*EXERCISE AIM*: Render the records, from their first line through the line containing "tier-badge: T3 <box>890 459 965 533</box>" inclusive, as a Markdown table with a Row column holding the row number and a Line column holding the line itself. Leave out blank lines.

--- Start of EXERCISE INPUTS ---

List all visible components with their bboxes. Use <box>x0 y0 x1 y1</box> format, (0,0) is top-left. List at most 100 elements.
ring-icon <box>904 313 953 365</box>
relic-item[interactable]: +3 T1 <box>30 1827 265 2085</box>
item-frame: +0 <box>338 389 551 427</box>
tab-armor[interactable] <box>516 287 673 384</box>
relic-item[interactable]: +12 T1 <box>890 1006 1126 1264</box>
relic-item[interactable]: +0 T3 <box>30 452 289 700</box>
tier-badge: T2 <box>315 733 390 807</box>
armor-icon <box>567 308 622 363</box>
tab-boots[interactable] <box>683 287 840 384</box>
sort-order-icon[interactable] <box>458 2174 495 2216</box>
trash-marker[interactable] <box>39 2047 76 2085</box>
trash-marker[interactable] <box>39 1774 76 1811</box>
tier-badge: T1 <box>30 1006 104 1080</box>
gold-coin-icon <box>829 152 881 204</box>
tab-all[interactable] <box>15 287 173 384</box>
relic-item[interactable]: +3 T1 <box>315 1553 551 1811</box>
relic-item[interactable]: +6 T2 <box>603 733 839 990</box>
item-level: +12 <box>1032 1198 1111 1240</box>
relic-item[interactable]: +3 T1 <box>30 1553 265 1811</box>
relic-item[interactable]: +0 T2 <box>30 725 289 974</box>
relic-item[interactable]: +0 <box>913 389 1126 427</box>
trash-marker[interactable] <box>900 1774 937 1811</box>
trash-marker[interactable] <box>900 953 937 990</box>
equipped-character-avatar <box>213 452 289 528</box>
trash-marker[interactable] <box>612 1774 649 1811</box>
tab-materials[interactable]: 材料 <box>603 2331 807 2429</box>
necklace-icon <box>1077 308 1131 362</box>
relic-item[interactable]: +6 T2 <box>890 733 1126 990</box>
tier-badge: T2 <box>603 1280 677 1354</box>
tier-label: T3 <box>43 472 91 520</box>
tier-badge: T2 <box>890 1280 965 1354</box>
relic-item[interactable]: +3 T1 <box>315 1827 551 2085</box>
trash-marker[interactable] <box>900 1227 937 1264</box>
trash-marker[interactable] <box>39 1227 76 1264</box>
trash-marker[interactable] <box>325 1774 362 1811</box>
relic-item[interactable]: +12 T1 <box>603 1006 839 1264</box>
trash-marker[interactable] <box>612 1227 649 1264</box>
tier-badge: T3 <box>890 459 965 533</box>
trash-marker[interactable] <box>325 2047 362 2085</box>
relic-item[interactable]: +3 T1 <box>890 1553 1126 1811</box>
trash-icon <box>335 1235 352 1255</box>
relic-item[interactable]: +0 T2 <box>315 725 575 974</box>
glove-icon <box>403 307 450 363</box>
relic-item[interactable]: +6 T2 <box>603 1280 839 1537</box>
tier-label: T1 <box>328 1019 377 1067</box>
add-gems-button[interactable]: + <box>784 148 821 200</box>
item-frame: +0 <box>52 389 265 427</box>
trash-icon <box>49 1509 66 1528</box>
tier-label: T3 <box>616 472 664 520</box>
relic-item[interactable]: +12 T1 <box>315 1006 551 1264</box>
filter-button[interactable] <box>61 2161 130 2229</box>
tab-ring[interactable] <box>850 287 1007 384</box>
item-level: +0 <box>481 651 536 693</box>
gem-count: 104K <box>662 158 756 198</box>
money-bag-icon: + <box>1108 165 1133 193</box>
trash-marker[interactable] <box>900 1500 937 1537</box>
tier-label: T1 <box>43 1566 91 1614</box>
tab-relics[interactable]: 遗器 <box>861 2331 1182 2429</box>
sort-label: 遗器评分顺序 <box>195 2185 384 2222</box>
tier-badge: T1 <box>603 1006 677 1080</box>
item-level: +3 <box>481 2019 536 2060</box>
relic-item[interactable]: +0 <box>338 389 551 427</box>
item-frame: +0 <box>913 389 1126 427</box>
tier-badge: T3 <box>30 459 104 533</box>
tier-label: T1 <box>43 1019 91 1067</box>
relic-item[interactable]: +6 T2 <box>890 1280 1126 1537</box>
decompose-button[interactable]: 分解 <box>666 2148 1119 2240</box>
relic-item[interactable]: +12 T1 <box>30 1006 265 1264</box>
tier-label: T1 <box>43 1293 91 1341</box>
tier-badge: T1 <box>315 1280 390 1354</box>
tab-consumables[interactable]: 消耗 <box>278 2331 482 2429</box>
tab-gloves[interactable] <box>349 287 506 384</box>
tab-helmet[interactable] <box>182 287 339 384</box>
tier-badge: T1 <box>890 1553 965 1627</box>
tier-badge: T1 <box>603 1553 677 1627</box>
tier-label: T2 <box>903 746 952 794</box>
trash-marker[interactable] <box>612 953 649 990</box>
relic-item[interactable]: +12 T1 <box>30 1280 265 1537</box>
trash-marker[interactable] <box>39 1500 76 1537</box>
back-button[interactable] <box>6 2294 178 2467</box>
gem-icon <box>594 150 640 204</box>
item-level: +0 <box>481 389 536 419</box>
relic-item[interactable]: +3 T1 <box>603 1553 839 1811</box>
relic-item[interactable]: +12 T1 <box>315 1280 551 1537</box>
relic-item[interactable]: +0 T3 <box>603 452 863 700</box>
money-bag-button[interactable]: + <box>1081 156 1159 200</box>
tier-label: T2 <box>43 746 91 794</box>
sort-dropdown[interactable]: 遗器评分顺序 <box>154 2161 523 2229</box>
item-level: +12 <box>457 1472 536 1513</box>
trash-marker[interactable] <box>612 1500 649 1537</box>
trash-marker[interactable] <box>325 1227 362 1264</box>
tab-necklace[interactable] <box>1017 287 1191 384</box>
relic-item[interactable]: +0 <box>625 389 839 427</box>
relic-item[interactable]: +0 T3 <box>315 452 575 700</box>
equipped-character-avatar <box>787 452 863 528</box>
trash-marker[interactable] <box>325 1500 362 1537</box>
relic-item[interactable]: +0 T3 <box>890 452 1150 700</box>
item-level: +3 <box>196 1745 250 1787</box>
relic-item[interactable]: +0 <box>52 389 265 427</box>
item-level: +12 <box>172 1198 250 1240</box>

--- End of EXERCISE INPUTS ---

*EXERCISE ANSWER*:
| Row | Line |
|---|---|
| 1 | List all visible components with their bboxes. Use <box>x0 y0 x1 y1</box> format, (0,0) is top-left. List at most 100 elements. |
| 2 | ring-icon <box>904 313 953 365</box> |
| 3 | relic-item[interactable]: +3 T1 <box>30 1827 265 2085</box> |
| 4 | item-frame: +0 <box>338 389 551 427</box> |
| 5 | tab-armor[interactable] <box>516 287 673 384</box> |
| 6 | relic-item[interactable]: +12 T1 <box>890 1006 1126 1264</box> |
| 7 | relic-item[interactable]: +0 T3 <box>30 452 289 700</box> |
| 8 | tier-badge: T2 <box>315 733 390 807</box> |
| 9 | armor-icon <box>567 308 622 363</box> |
| 10 | tab-boots[interactable] <box>683 287 840 384</box> |
| 11 | sort-order-icon[interactable] <box>458 2174 495 2216</box> |
| 12 | trash-marker[interactable] <box>39 2047 76 2085</box> |
| 13 | trash-marker[interactable] <box>39 1774 76 1811</box> |
| 14 | tier-badge: T1 <box>30 1006 104 1080</box> |
| 15 | gold-coin-icon <box>829 152 881 204</box> |
| 16 | tab-all[interactable] <box>15 287 173 384</box> |
| 17 | relic-item[interactable]: +3 T1 <box>315 1553 551 1811</box> |
| 18 | relic-item[interactable]: +6 T2 <box>603 733 839 990</box> |
| 19 | item-level: +12 <box>1032 1198 1111 1240</box> |
| 20 | relic-item[interactable]: +3 T1 <box>30 1553 265 1811</box> |
| 21 | relic-item[interactable]: +0 T2 <box>30 725 289 974</box> |
| 22 | relic-item[interactable]: +0 <box>913 389 1126 427</box> |
| 23 | trash-marker[interactable] <box>900 1774 937 1811</box> |
| 24 | trash-marker[interactable] <box>900 953 937 990</box> |
| 25 | equipped-character-avatar <box>213 452 289 528</box> |
| 26 | trash-marker[interactable] <box>612 1774 649 1811</box> |
| 27 | tab-materials[interactable]: 材料 <box>603 2331 807 2429</box> |
| 28 | necklace-icon <box>1077 308 1131 362</box> |
| 29 | relic-item[interactable]: +6 T2 <box>890 733 1126 990</box> |
| 30 | tier-badge: T2 <box>603 1280 677 1354</box> |
| 31 | tier-label: T3 <box>43 472 91 520</box> |
| 32 | tier-badge: T2 <box>890 1280 965 1354</box> |
| 33 | relic-item[interactable]: +3 T1 <box>315 1827 551 2085</box> |
| 34 | trash-marker[interactable] <box>900 1227 937 1264</box> |
| 35 | trash-marker[interactable] <box>39 1227 76 1264</box> |
| 36 | trash-marker[interactable] <box>325 1774 362 1811</box> |
| 37 | relic-item[interactable]: +12 T1 <box>603 1006 839 1264</box> |
| 38 | trash-marker[interactable] <box>612 1227 649 1264</box> |
| 39 | tier-badge: T3 <box>890 459 965 533</box> |